- [Dataset records]
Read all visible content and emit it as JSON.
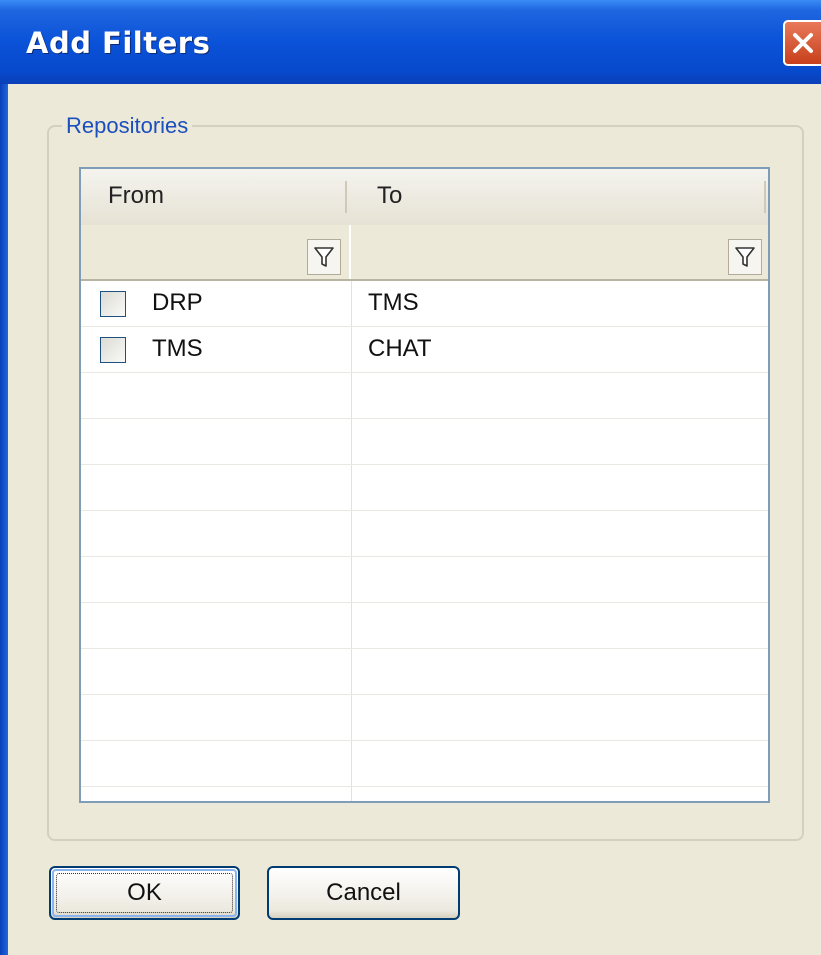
{
  "window": {
    "title": "Add Filters"
  },
  "group": {
    "label": "Repositories"
  },
  "grid": {
    "columns": [
      "From",
      "To"
    ],
    "rows": [
      {
        "from": "DRP",
        "to": "TMS",
        "checked": false
      },
      {
        "from": "TMS",
        "to": "CHAT",
        "checked": false
      }
    ],
    "empty_rows": 9
  },
  "buttons": {
    "ok": "OK",
    "cancel": "Cancel"
  },
  "icons": {
    "close": "close-icon",
    "filter": "filter-icon"
  }
}
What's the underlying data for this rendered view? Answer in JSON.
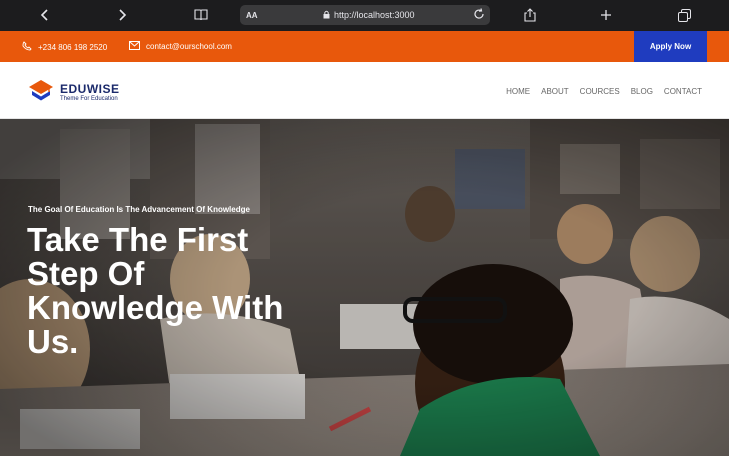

- [Written exercise] Write out the records above exactly as they appear, leaving out any pictures.

- [Output below]
Read all visible content and emit it as JSON.
{
  "window": {
    "title": "Add Filters"
  },
  "group": {
    "label": "Repositories"
  },
  "grid": {
    "columns": [
      "From",
      "To"
    ],
    "rows": [
      {
        "from": "DRP",
        "to": "TMS",
        "checked": false
      },
      {
        "from": "TMS",
        "to": "CHAT",
        "checked": false
      }
    ],
    "empty_rows": 9
  },
  "buttons": {
    "ok": "OK",
    "cancel": "Cancel"
  },
  "icons": {
    "close": "close-icon",
    "filter": "filter-icon"
  }
}
What's the underlying data for this rendered view? Answer in JSON.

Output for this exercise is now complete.